• Data listing:
☆ ☆ ☆
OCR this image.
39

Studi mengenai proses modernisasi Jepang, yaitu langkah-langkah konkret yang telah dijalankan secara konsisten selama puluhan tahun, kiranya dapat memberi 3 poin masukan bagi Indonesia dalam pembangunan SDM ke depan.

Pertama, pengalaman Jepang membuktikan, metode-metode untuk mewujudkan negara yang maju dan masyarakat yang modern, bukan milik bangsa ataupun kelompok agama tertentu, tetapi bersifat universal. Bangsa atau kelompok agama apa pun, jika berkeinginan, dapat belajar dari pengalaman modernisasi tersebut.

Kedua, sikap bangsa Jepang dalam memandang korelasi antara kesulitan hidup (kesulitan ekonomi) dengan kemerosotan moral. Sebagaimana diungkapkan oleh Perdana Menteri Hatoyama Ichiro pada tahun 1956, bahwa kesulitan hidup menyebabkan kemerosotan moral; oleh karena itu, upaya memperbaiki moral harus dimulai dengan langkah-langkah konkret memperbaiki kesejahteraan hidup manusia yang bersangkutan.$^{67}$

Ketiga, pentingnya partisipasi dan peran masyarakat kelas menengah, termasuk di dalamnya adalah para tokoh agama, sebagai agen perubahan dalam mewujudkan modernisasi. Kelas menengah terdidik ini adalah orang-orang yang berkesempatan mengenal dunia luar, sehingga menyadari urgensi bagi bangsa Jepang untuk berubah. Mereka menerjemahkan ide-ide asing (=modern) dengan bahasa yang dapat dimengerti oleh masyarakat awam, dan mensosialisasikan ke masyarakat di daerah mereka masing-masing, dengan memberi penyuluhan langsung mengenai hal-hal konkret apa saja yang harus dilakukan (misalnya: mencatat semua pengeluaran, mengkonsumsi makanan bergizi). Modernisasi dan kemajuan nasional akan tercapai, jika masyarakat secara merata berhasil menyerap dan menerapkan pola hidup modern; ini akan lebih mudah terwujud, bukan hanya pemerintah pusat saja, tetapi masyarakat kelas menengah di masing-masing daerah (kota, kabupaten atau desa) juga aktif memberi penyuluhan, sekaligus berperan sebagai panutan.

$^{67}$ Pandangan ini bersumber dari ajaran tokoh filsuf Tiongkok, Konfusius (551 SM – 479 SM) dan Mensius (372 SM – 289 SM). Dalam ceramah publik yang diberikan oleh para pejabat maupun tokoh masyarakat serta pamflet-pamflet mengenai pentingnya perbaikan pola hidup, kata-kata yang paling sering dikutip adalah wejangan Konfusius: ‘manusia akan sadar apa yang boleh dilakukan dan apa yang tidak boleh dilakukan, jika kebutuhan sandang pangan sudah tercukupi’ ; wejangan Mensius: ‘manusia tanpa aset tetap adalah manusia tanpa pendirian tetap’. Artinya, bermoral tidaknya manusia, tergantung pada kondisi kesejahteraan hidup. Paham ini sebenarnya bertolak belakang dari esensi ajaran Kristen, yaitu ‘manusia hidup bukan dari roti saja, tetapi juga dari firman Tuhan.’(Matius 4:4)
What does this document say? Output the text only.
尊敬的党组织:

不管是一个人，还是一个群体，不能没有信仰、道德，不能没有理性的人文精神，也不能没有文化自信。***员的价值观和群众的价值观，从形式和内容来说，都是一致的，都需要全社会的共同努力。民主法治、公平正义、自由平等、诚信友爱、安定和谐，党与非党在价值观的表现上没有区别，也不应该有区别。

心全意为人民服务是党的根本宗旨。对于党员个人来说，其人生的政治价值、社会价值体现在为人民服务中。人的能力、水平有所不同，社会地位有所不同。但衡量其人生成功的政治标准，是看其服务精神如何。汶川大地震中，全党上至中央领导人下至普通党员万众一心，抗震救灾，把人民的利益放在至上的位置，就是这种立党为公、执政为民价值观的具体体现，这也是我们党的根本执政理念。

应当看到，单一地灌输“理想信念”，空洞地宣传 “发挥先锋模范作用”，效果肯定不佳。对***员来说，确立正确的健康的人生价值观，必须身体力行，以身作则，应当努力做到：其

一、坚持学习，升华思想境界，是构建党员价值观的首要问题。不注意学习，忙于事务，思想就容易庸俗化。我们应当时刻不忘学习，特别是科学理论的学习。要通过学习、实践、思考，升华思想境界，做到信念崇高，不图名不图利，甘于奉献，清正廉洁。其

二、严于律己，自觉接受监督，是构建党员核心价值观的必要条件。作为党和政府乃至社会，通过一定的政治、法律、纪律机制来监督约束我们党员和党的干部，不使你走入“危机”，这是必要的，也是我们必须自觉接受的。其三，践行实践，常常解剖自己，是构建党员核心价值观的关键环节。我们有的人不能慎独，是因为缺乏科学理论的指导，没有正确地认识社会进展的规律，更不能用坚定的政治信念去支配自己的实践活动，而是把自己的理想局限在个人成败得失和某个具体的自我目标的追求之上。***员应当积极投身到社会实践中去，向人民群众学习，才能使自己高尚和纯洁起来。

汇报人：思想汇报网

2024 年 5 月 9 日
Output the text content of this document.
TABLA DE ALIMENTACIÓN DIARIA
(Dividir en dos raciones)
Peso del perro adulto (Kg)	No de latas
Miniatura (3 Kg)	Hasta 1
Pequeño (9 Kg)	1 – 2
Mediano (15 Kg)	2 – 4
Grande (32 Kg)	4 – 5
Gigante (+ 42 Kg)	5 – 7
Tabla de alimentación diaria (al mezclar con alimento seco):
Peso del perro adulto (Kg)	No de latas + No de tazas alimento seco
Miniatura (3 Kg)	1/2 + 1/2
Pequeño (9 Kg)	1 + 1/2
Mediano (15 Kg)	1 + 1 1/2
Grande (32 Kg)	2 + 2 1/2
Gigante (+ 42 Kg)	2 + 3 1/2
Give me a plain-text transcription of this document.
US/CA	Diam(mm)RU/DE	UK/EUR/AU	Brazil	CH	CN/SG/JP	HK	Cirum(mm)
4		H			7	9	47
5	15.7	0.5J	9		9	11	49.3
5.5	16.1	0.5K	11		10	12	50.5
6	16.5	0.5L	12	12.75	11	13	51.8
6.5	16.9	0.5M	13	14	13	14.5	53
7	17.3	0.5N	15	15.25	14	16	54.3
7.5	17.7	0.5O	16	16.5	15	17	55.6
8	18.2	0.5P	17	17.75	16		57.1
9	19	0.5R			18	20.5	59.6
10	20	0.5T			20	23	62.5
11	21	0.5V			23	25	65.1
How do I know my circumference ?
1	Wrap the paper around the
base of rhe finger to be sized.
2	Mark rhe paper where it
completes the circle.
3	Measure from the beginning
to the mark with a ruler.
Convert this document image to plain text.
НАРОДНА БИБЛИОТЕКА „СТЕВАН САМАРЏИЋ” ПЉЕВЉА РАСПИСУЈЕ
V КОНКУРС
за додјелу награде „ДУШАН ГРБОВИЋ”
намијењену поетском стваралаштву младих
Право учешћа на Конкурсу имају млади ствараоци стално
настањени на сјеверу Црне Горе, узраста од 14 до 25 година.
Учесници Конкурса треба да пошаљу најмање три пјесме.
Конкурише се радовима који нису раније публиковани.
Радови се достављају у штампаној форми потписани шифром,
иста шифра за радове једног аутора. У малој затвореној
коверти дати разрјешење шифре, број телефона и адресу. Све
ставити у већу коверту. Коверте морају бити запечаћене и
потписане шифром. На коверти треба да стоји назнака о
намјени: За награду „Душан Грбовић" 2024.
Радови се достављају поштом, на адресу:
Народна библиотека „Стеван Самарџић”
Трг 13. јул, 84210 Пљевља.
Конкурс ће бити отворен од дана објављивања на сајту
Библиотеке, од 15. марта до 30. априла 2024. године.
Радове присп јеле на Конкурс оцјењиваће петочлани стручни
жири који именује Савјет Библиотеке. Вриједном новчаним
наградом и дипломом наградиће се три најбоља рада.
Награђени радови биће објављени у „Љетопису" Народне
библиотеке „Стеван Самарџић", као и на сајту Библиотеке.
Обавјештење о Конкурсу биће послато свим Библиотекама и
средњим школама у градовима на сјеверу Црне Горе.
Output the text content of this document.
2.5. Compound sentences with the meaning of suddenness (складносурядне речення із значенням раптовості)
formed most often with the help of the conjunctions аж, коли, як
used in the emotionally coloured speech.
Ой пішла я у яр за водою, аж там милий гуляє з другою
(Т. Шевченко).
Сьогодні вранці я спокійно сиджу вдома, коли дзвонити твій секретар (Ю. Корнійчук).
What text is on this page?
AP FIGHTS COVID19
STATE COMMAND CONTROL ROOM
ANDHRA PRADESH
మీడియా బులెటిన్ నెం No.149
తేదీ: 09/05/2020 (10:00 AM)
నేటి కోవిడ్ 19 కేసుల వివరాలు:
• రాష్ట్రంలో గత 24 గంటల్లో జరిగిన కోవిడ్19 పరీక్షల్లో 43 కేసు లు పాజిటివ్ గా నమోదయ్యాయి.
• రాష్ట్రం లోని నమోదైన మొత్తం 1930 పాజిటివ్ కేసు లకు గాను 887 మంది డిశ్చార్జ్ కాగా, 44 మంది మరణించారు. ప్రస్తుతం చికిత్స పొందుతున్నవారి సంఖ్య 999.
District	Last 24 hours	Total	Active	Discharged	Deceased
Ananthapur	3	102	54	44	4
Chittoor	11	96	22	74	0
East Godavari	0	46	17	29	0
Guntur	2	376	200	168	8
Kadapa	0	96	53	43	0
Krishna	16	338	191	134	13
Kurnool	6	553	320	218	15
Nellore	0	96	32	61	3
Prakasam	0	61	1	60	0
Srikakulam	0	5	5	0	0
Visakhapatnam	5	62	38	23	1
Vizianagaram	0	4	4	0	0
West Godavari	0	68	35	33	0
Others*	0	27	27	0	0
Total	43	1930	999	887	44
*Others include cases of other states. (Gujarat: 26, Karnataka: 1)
☆ ☆ ☆
• What the task requires: Report how many lines of the data hold the string "коверти"; give only the number.

• The response: 2